-- Excerpt from a dataset --
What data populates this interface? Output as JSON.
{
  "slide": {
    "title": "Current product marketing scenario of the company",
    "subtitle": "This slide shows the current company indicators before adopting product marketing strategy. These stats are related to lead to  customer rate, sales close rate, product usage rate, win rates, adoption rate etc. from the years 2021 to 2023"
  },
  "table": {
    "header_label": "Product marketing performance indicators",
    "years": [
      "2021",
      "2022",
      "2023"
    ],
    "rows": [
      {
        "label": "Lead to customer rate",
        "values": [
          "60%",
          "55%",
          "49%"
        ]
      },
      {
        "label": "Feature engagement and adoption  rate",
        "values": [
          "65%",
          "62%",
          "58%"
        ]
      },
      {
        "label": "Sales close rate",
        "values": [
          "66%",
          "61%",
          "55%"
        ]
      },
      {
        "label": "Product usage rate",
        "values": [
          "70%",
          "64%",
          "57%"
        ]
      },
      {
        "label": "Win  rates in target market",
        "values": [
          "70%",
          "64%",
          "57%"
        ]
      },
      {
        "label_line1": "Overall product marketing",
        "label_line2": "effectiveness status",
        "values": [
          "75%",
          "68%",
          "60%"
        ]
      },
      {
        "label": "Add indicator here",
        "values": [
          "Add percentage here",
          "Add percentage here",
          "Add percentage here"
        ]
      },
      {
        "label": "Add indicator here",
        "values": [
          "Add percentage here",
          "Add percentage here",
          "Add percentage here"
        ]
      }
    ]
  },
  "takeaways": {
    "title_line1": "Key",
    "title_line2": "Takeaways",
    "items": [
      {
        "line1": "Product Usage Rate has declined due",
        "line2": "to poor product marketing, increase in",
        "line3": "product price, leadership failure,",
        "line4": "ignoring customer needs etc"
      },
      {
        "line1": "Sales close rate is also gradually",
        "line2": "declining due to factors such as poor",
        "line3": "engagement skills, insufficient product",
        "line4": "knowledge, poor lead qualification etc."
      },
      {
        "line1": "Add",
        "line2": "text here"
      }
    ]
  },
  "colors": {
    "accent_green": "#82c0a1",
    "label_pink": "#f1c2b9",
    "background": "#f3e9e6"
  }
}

-- Exercise brief --
Pick out the lines above containing the word "years", then copy them.

-- Full answer --
    "subtitle": "This slide shows the current company indicators before adopting product marketing strategy. These stats are related to lead to  customer rate, sales close rate, product usage rate, win rates, adoption rate etc. from the years 2021 to 2023"
    "years": [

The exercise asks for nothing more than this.